Aim of the task:
Filter the entries below, keeping only lines with "after".

[Transcript entries for document pages]
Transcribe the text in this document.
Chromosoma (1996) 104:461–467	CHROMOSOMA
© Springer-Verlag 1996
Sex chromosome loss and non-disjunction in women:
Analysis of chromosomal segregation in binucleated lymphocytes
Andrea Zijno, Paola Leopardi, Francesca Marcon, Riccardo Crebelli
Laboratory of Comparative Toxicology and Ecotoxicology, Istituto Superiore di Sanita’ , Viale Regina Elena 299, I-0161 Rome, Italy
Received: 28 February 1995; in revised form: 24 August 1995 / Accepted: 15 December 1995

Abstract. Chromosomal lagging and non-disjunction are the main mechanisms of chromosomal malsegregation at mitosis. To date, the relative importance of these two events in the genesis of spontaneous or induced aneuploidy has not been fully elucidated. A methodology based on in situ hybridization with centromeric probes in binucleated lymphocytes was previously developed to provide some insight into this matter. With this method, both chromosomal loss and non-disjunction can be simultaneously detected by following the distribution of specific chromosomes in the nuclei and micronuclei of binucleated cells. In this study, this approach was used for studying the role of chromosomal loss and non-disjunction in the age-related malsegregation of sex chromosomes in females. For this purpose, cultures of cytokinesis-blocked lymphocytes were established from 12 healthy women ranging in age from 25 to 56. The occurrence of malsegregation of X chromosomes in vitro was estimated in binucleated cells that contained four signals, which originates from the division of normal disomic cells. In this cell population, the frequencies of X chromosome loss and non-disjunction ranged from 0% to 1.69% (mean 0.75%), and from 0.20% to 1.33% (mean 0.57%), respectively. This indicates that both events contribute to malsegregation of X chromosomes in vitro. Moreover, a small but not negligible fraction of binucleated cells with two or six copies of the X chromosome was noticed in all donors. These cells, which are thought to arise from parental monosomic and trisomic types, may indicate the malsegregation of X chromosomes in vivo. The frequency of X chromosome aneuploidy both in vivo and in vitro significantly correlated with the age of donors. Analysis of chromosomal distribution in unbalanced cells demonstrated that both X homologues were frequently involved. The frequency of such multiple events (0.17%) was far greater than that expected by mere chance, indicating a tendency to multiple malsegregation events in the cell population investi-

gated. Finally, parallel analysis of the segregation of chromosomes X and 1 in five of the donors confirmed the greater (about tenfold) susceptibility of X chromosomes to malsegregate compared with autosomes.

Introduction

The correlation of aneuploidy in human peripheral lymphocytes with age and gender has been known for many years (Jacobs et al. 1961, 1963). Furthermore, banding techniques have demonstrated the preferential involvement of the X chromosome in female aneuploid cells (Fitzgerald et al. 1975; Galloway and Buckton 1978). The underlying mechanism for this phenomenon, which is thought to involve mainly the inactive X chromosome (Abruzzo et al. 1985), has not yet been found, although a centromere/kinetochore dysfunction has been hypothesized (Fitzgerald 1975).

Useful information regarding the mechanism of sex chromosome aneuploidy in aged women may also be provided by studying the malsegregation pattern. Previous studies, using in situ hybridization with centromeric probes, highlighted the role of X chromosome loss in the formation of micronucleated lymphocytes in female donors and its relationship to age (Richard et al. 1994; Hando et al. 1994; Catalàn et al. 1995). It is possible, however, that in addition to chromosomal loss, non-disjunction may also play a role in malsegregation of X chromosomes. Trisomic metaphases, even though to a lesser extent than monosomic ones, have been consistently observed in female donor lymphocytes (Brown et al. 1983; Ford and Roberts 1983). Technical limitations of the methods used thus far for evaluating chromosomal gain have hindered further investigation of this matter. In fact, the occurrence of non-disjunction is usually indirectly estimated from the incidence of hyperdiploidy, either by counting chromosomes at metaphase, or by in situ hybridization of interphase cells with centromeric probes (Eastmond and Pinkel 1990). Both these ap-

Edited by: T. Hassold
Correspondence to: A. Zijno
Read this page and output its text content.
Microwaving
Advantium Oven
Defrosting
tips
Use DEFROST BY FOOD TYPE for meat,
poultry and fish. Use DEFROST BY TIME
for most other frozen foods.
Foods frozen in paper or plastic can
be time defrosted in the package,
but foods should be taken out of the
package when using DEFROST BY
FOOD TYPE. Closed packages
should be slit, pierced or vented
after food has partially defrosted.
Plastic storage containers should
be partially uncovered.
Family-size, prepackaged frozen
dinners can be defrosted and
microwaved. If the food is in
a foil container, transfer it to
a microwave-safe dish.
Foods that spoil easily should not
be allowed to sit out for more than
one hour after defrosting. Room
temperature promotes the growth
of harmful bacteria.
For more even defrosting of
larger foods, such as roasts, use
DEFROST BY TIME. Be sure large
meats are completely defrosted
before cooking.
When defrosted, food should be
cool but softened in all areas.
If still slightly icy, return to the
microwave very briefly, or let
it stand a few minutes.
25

Answer for the task:
after food has partially defrosted.
one hour after defrosting. Room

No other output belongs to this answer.